Entries from a dataset
_ _ _
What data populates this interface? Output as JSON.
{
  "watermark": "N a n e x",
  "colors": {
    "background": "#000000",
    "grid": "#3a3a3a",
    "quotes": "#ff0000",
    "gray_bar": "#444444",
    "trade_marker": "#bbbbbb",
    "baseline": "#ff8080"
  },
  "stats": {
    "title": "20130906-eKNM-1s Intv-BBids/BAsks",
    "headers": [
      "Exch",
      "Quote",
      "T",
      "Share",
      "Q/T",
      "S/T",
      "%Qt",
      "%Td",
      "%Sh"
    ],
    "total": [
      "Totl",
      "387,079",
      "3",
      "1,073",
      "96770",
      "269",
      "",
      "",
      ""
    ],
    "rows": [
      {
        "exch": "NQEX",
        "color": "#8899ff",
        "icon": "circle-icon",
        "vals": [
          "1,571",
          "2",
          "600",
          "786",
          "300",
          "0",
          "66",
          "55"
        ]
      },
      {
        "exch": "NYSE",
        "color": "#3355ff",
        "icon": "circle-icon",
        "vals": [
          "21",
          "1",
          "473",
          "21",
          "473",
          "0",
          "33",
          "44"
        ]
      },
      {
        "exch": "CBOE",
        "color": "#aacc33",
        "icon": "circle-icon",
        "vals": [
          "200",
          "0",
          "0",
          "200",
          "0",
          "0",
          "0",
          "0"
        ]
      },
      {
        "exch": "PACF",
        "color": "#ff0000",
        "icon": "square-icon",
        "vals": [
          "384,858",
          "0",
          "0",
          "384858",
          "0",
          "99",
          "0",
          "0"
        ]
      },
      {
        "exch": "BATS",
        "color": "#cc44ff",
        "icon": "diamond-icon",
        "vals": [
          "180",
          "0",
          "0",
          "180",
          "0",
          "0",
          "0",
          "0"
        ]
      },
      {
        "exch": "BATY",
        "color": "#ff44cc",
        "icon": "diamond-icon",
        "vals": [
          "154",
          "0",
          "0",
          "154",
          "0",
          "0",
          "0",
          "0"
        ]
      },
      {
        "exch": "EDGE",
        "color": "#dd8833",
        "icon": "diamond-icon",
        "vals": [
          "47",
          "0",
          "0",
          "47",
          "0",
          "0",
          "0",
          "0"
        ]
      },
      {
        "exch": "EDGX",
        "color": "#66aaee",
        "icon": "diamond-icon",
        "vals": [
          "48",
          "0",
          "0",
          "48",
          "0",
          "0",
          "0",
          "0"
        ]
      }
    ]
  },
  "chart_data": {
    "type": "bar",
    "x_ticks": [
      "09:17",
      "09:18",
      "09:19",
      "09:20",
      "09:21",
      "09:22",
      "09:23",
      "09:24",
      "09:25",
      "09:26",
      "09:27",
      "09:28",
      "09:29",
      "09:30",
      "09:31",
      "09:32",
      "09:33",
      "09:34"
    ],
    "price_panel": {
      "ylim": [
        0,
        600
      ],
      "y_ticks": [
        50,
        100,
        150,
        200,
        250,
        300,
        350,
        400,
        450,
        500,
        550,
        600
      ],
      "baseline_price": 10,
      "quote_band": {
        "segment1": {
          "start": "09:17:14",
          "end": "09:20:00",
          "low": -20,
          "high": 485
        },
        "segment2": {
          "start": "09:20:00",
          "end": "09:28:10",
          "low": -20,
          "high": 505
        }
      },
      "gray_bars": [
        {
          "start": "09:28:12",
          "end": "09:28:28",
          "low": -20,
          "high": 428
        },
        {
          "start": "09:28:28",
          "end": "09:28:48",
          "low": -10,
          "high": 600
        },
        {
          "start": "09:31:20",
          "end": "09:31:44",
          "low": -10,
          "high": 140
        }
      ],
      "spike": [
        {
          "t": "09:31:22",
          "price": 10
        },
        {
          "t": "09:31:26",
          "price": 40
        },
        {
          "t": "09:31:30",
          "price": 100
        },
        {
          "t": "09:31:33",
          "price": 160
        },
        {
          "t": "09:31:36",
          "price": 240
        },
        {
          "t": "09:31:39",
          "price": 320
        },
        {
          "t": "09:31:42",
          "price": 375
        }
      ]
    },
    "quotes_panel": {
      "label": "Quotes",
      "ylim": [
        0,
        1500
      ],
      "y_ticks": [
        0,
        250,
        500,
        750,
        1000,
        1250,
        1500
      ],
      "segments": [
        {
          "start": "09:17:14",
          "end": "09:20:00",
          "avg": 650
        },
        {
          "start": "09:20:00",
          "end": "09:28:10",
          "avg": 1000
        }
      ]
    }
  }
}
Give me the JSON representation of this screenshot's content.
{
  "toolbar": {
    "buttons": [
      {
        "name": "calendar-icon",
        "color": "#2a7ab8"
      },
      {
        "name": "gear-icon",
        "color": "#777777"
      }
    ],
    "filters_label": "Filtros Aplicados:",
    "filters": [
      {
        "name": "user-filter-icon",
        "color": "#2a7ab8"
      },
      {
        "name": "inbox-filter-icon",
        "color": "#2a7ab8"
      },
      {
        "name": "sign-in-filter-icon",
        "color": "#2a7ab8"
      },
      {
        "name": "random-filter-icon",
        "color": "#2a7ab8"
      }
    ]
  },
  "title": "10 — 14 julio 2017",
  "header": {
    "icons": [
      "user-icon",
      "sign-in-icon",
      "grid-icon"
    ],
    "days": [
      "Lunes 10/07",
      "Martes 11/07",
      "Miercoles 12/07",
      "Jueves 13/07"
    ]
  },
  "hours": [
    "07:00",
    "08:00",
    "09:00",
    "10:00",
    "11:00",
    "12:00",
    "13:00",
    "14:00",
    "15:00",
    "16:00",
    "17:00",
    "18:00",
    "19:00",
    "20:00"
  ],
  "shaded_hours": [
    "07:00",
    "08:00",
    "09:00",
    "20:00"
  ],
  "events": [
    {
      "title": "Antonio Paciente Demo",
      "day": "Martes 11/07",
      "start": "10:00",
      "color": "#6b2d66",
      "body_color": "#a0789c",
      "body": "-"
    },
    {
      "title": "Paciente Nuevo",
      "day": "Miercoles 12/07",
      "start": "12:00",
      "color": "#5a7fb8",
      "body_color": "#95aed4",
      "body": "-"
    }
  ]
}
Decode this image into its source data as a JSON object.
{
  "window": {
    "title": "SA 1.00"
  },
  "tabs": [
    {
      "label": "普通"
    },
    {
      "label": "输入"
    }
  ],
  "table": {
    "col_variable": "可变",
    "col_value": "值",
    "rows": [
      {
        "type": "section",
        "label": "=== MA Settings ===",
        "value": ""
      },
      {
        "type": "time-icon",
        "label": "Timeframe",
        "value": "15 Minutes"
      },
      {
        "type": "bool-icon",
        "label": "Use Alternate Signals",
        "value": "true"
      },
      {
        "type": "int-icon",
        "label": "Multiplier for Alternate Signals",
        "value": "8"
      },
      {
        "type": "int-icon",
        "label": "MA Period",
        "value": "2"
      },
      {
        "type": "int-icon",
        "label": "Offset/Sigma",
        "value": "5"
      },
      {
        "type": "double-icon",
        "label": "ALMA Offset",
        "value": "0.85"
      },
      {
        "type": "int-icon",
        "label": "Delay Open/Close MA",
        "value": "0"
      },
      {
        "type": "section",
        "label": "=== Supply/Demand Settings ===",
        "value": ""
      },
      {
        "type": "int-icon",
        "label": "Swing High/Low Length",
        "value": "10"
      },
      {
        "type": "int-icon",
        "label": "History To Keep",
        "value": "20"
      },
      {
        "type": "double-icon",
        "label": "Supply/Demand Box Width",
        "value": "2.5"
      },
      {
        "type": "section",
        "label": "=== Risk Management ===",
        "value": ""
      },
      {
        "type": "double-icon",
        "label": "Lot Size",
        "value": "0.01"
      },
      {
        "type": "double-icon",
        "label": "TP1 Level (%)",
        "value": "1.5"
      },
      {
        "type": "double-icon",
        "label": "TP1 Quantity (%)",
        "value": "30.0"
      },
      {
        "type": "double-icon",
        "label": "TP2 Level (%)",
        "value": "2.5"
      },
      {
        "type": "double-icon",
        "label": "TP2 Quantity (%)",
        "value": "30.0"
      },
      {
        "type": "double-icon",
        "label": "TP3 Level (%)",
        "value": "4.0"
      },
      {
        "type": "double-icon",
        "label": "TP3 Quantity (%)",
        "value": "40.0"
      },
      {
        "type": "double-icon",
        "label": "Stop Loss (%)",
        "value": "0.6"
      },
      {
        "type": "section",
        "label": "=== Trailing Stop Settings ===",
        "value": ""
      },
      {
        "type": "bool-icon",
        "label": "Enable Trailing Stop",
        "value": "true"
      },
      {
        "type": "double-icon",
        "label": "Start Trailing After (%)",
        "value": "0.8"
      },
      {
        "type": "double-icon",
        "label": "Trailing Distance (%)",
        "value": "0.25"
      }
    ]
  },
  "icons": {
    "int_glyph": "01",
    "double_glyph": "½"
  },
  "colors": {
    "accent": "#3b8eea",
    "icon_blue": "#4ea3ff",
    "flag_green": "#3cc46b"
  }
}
_ _ _
[WRITTEN REQUEST]
Scan the listing above and identify each line holding the string "Signals"; copy every such line.

[TASK OUTPUT]
        "label": "Use Alternate Signals",
        "label": "Multiplier for Alternate Signals",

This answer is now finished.